**Items from a data source:**
--------------------------------------------------

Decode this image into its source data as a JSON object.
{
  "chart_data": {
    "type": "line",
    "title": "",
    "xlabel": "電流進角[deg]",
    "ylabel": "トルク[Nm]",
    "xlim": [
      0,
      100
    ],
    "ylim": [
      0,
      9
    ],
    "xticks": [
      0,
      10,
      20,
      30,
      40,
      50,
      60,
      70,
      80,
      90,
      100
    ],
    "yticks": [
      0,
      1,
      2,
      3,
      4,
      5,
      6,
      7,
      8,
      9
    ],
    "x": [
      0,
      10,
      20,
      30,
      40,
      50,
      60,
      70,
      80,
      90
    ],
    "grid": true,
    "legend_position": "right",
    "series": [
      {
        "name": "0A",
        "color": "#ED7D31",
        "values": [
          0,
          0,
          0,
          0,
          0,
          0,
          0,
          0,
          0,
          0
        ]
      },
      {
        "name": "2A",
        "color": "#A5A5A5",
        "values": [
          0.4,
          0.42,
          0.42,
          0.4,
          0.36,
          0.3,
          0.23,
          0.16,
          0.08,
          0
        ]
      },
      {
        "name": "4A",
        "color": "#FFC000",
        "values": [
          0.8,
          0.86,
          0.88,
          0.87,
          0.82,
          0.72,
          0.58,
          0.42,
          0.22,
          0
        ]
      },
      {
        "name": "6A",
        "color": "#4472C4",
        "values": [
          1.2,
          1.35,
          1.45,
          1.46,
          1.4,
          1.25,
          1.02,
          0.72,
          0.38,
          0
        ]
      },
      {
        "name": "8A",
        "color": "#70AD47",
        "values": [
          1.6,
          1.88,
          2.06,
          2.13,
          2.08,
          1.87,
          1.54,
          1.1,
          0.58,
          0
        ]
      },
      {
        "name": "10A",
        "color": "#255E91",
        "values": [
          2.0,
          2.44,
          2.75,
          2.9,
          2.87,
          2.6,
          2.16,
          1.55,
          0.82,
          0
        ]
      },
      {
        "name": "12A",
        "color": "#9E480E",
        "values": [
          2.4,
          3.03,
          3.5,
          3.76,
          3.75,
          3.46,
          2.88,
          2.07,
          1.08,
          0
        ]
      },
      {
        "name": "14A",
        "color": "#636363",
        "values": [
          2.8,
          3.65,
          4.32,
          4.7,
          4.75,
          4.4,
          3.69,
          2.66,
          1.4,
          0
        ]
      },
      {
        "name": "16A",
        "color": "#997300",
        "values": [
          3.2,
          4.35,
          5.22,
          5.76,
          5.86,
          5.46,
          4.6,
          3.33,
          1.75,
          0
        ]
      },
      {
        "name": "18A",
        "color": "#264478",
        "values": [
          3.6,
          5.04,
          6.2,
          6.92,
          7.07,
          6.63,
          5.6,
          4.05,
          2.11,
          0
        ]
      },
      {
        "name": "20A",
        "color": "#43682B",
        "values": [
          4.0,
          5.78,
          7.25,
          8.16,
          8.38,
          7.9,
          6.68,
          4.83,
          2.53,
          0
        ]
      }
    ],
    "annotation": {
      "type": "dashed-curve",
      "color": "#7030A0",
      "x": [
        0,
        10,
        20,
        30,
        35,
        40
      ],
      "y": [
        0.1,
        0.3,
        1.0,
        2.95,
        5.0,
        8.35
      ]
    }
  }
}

--------------------------------------------------

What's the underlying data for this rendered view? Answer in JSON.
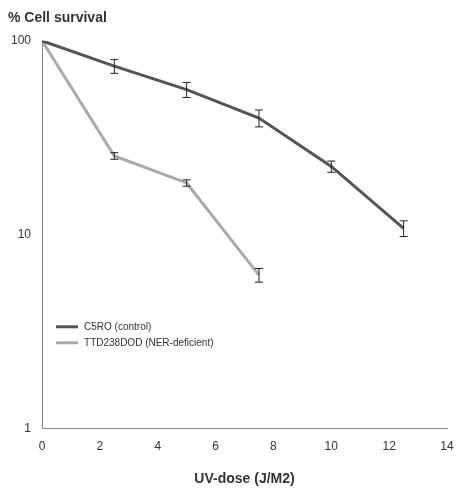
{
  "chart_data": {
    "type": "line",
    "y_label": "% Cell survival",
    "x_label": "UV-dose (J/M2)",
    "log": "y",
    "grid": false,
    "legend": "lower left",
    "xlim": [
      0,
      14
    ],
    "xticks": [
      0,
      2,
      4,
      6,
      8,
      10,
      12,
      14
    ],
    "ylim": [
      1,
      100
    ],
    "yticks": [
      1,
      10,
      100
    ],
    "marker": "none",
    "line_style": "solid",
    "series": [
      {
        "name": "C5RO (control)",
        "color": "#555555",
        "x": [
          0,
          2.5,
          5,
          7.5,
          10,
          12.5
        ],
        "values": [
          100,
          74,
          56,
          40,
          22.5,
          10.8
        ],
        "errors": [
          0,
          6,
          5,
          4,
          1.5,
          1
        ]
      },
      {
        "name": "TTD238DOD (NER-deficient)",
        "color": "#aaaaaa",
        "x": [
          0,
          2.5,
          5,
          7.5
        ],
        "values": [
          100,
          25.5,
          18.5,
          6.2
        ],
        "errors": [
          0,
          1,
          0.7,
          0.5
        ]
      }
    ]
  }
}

--------------------------------------------------

**SET TASK:** Copy out every line of the material above that mentions the word "this".

**TASK SOLUTION:**
Decode this image into its source data as a JSON object.
What's the underlying data for this rendered view? Answer in JSON.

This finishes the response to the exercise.